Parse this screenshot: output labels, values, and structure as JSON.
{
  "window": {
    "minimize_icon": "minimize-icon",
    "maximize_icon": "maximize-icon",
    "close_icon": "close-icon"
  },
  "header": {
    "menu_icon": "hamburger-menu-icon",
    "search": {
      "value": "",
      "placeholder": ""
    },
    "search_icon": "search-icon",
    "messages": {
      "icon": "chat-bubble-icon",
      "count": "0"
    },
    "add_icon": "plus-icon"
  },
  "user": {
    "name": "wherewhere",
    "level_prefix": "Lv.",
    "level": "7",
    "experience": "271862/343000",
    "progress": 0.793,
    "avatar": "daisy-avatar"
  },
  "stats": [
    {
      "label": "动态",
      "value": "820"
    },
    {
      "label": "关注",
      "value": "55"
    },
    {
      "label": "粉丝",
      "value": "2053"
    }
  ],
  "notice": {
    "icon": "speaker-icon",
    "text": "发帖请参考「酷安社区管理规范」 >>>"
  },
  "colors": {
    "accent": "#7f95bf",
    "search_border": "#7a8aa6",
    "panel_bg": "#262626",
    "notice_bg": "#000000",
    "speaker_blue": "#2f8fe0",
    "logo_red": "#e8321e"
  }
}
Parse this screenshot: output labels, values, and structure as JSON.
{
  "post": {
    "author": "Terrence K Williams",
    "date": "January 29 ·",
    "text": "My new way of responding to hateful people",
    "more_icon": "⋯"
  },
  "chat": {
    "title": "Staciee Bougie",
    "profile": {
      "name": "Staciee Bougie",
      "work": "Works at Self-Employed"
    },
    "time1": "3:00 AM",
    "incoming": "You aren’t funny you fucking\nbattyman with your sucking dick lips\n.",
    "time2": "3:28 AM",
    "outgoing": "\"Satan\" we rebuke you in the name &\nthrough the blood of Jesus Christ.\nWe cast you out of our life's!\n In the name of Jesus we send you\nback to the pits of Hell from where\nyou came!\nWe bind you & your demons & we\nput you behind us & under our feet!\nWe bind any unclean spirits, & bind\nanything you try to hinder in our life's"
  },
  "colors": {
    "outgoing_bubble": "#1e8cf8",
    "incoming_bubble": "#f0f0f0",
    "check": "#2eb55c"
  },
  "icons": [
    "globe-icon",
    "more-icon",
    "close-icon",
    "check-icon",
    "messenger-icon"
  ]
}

◆ Required task: Write out every line of the records exactly.

◆ Output:
Parse this screenshot: output labels, values, and structure as JSON.
{
  "window": {
    "minimize_icon": "minimize-icon",
    "maximize_icon": "maximize-icon",
    "close_icon": "close-icon"
  },
  "header": {
    "menu_icon": "hamburger-menu-icon",
    "search": {
      "value": "",
      "placeholder": ""
    },
    "search_icon": "search-icon",
    "messages": {
      "icon": "chat-bubble-icon",
      "count": "0"
    },
    "add_icon": "plus-icon"
  },
  "user": {
    "name": "wherewhere",
    "level_prefix": "Lv.",
    "level": "7",
    "experience": "271862/343000",
    "progress": 0.793,
    "avatar": "daisy-avatar"
  },
  "stats": [
    {
      "label": "动态",
      "value": "820"
    },
    {
      "label": "关注",
      "value": "55"
    },
    {
      "label": "粉丝",
      "value": "2053"
    }
  ],
  "notice": {
    "icon": "speaker-icon",
    "text": "发帖请参考「酷安社区管理规范」 >>>"
  },
  "colors": {
    "accent": "#7f95bf",
    "search_border": "#7a8aa6",
    "panel_bg": "#262626",
    "notice_bg": "#000000",
    "speaker_blue": "#2f8fe0",
    "logo_red": "#e8321e"
  }
}
Parse this screenshot: output labels, values, and structure as JSON.
{
  "post": {
    "author": "Terrence K Williams",
    "date": "January 29 ·",
    "text": "My new way of responding to hateful people",
    "more_icon": "⋯"
  },
  "chat": {
    "title": "Staciee Bougie",
    "profile": {
      "name": "Staciee Bougie",
      "work": "Works at Self-Employed"
    },
    "time1": "3:00 AM",
    "incoming": "You aren’t funny you fucking\nbattyman with your sucking dick lips\n.",
    "time2": "3:28 AM",
    "outgoing": "\"Satan\" we rebuke you in the name &\nthrough the blood of Jesus Christ.\nWe cast you out of our life's!\n In the name of Jesus we send you\nback to the pits of Hell from where\nyou came!\nWe bind you & your demons & we\nput you behind us & under our feet!\nWe bind any unclean spirits, & bind\nanything you try to hinder in our life's"
  },
  "colors": {
    "outgoing_bubble": "#1e8cf8",
    "incoming_bubble": "#f0f0f0",
    "check": "#2eb55c"
  },
  "icons": [
    "globe-icon",
    "more-icon",
    "close-icon",
    "check-icon",
    "messenger-icon"
  ]
}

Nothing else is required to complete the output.